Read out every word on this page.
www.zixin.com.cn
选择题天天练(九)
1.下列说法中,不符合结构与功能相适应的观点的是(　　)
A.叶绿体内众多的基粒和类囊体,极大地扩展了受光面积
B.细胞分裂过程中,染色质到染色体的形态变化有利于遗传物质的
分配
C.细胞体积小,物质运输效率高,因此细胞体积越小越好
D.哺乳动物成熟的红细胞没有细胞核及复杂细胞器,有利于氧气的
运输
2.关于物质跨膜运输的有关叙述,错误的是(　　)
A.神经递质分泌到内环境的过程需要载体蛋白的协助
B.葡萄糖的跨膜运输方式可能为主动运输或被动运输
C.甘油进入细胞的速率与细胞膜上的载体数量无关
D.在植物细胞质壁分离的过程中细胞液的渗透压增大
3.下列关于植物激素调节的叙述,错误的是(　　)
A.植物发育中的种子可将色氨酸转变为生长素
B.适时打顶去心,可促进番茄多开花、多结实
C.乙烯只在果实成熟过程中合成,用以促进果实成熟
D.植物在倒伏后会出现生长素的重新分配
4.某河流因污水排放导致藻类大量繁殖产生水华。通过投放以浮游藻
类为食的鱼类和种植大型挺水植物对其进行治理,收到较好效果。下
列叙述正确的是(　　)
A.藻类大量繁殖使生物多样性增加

[Requirements] The data above must be returned in full, exactly as written.

[Worked solution]
Read out every word on this page.
www.zixin.com.cn
选择题天天练(九)
1.下列说法中,不符合结构与功能相适应的观点的是(　　)
A.叶绿体内众多的基粒和类囊体,极大地扩展了受光面积
B.细胞分裂过程中,染色质到染色体的形态变化有利于遗传物质的
分配
C.细胞体积小,物质运输效率高,因此细胞体积越小越好
D.哺乳动物成熟的红细胞没有细胞核及复杂细胞器,有利于氧气的
运输
2.关于物质跨膜运输的有关叙述,错误的是(　　)
A.神经递质分泌到内环境的过程需要载体蛋白的协助
B.葡萄糖的跨膜运输方式可能为主动运输或被动运输
C.甘油进入细胞的速率与细胞膜上的载体数量无关
D.在植物细胞质壁分离的过程中细胞液的渗透压增大
3.下列关于植物激素调节的叙述,错误的是(　　)
A.植物发育中的种子可将色氨酸转变为生长素
B.适时打顶去心,可促进番茄多开花、多结实
C.乙烯只在果实成熟过程中合成,用以促进果实成熟
D.植物在倒伏后会出现生长素的重新分配
4.某河流因污水排放导致藻类大量繁殖产生水华。通过投放以浮游藻
类为食的鱼类和种植大型挺水植物对其进行治理,收到较好效果。下
列叙述正确的是(　　)
A.藻类大量繁殖使生物多样性增加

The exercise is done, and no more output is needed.